(Recorded data)

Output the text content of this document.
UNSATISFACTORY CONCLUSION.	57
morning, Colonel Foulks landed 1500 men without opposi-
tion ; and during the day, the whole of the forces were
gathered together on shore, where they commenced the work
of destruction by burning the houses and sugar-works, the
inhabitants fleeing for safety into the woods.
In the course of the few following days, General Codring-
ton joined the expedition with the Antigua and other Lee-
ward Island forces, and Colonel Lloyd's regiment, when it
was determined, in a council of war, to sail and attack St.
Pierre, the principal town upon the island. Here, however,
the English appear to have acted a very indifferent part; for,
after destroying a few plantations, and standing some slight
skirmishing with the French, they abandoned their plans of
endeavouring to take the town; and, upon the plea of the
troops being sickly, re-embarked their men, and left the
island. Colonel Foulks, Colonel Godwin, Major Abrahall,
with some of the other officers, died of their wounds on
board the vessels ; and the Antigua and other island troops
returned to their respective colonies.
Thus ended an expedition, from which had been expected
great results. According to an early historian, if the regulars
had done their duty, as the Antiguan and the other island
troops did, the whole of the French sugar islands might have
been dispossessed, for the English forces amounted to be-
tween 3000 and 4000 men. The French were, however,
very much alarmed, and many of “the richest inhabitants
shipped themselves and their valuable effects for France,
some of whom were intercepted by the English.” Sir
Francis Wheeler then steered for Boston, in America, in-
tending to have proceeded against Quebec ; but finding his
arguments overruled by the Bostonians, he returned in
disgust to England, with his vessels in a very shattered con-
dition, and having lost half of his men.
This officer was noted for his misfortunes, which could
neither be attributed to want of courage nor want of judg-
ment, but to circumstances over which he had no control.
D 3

**EXERCISE TASK**
Transcribe all of the material exactly. Omit nothing.

**EXERCISE RESULT**
Output the text content of this document.
UNSATISFACTORY CONCLUSION.	57
morning, Colonel Foulks landed 1500 men without opposi-
tion ; and during the day, the whole of the forces were
gathered together on shore, where they commenced the work
of destruction by burning the houses and sugar-works, the
inhabitants fleeing for safety into the woods.
In the course of the few following days, General Codring-
ton joined the expedition with the Antigua and other Lee-
ward Island forces, and Colonel Lloyd's regiment, when it
was determined, in a council of war, to sail and attack St.
Pierre, the principal town upon the island. Here, however,
the English appear to have acted a very indifferent part; for,
after destroying a few plantations, and standing some slight
skirmishing with the French, they abandoned their plans of
endeavouring to take the town; and, upon the plea of the
troops being sickly, re-embarked their men, and left the
island. Colonel Foulks, Colonel Godwin, Major Abrahall,
with some of the other officers, died of their wounds on
board the vessels ; and the Antigua and other island troops
returned to their respective colonies.
Thus ended an expedition, from which had been expected
great results. According to an early historian, if the regulars
had done their duty, as the Antiguan and the other island
troops did, the whole of the French sugar islands might have
been dispossessed, for the English forces amounted to be-
tween 3000 and 4000 men. The French were, however,
very much alarmed, and many of “the richest inhabitants
shipped themselves and their valuable effects for France,
some of whom were intercepted by the English.” Sir
Francis Wheeler then steered for Boston, in America, in-
tending to have proceeded against Quebec ; but finding his
arguments overruled by the Bostonians, he returned in
disgust to England, with his vessels in a very shattered con-
dition, and having lost half of his men.
This officer was noted for his misfortunes, which could
neither be attributed to want of courage nor want of judg-
ment, but to circumstances over which he had no control.
D 3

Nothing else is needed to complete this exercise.